:: SHORT TASK ::
Go through the listing below and list every line with "marker".

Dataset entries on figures
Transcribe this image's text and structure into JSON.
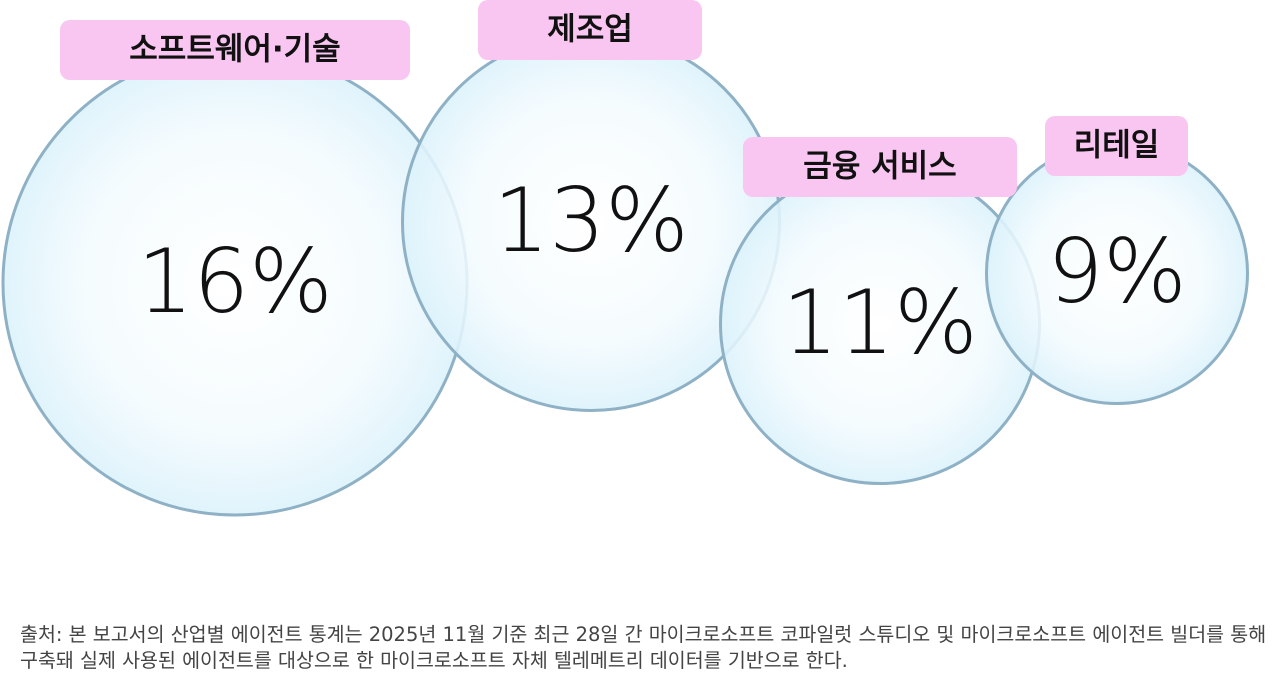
{
  "chart_data": {
    "type": "bubble",
    "categories": [
      "소프트웨어·기술",
      "제조업",
      "금융 서비스",
      "리테일"
    ],
    "values": [
      16,
      13,
      11,
      9
    ],
    "value_labels": [
      "16%",
      "13%",
      "11%",
      "9%"
    ],
    "color": "#dcf2fb",
    "edge_color": "#8fb1c6",
    "label_color": "#f9c5f1"
  },
  "note": "출처: 본 보고서의 산업별 에이전트 통계는 2025년 11월 기준 최근 28일 간 마이크로소프트 코파일럿 스튜디오 및 마이크로소프트 에이전트 빌더를 통해 구축돼 실제 사용된 에이전트를 대상으로 한 마이크로소프트 자체 텔레메트리 데이터를 기반으로 한다."
}
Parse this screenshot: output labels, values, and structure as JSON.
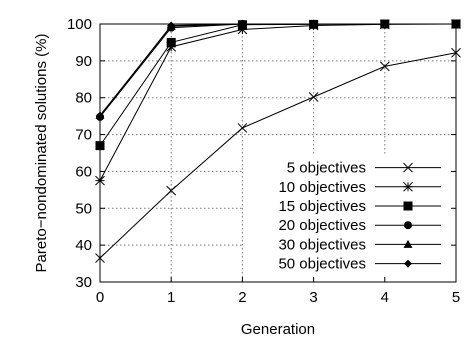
{
  "chart_data": {
    "type": "line",
    "title": "",
    "xlabel": "Generation",
    "ylabel": "Pareto−nondominated solutions (%)",
    "x": [
      0,
      1,
      2,
      3,
      4,
      5
    ],
    "x_ticks": [
      "0",
      "1",
      "2",
      "3",
      "4",
      "5"
    ],
    "y_ticks": [
      "30",
      "40",
      "50",
      "60",
      "70",
      "80",
      "90",
      "100"
    ],
    "xlim": [
      0,
      5
    ],
    "ylim": [
      30,
      100
    ],
    "grid": "dotted",
    "legend_position": "bottom-right",
    "series": [
      {
        "name": "5 objectives",
        "marker": "x",
        "values": [
          36.5,
          54.8,
          71.8,
          80.2,
          88.5,
          92.2
        ]
      },
      {
        "name": "10 objectives",
        "marker": "asterisk",
        "values": [
          57.5,
          93.8,
          98.5,
          99.6,
          99.9,
          100
        ]
      },
      {
        "name": "15 objectives",
        "marker": "filled-square",
        "values": [
          67.0,
          95.0,
          99.8,
          99.9,
          100,
          100
        ]
      },
      {
        "name": "20 objectives",
        "marker": "filled-circle",
        "values": [
          74.8,
          99.0,
          100,
          100,
          100,
          100
        ]
      },
      {
        "name": "30 objectives",
        "marker": "filled-triangle",
        "values": [
          75.2,
          99.4,
          100,
          100,
          100,
          100
        ]
      },
      {
        "name": "50 objectives",
        "marker": "filled-diamond",
        "values": [
          75.0,
          99.6,
          100,
          100,
          100,
          100
        ]
      }
    ]
  }
}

:: ANSWER TO THIS EXERCISE ::
        "marker": "x",
        "marker": "asterisk",
        "marker": "filled-square",
        "marker": "filled-circle",
        "marker": "filled-triangle",
        "marker": "filled-diamond",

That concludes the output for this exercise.